Identify all lines in the listing that include the word "LONSCHPS", and copy them out.

==== Task data

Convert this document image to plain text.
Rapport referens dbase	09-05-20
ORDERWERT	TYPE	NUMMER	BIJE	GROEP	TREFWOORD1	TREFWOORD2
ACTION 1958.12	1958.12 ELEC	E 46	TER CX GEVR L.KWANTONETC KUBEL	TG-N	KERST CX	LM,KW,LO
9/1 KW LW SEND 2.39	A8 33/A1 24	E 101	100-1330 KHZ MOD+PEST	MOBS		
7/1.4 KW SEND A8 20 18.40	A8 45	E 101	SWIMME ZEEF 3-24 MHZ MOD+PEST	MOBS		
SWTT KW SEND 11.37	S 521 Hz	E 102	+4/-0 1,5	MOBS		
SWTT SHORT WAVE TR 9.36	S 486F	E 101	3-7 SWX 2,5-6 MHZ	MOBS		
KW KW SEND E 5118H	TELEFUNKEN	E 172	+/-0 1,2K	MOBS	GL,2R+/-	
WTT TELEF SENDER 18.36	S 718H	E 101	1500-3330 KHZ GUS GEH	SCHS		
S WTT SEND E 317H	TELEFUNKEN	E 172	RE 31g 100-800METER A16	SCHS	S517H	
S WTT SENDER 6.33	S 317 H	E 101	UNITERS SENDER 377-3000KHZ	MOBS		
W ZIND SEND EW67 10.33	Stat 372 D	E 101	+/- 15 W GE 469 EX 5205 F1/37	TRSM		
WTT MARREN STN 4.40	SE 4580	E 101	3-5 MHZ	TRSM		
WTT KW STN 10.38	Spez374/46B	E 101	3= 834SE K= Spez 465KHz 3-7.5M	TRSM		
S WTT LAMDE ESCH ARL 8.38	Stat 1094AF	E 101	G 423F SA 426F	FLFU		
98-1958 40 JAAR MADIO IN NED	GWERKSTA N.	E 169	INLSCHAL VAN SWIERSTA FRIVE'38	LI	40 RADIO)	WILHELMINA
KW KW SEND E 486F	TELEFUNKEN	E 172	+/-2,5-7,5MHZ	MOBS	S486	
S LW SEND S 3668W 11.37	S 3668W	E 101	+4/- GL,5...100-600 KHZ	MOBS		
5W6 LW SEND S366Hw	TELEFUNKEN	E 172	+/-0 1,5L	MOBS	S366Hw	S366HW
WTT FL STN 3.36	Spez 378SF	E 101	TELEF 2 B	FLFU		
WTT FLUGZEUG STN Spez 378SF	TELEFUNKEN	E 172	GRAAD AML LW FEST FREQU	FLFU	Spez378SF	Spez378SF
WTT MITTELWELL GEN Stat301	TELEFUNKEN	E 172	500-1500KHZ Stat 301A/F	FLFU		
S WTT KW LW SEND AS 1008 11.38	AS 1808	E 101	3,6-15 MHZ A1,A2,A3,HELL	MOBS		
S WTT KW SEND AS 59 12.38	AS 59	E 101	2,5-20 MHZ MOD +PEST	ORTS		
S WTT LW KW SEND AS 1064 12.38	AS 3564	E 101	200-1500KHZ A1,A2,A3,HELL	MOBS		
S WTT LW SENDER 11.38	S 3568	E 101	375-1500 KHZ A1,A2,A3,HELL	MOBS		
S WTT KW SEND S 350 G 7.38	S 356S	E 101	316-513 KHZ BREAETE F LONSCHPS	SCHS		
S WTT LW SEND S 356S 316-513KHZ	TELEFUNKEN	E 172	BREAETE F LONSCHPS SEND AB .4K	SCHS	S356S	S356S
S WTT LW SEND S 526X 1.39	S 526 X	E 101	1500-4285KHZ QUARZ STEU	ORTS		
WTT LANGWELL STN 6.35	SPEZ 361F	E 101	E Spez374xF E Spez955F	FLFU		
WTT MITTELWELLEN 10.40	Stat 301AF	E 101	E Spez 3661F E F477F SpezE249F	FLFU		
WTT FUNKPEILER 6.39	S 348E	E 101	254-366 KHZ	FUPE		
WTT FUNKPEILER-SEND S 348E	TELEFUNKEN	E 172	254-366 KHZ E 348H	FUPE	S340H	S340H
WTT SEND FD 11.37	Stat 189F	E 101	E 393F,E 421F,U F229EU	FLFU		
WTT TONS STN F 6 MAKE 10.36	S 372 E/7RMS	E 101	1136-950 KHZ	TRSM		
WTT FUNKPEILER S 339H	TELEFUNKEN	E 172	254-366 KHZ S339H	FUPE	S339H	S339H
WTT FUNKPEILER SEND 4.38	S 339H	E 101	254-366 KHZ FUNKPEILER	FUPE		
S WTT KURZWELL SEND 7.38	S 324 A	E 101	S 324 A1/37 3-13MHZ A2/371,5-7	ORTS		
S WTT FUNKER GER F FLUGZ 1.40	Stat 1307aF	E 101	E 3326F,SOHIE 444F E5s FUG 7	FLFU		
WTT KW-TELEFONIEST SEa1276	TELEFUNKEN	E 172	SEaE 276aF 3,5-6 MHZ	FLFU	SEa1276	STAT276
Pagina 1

========

**Final answer:**
S WTT KW SEND S 350 G 7.38	S 356S	E 101	316-513 KHZ BREAETE F LONSCHPS	SCHS		
S WTT LW SEND S 356S 316-513KHZ	TELEFUNKEN	E 172	BREAETE F LONSCHPS SEND AB .4K	SCHS	S356S	S356S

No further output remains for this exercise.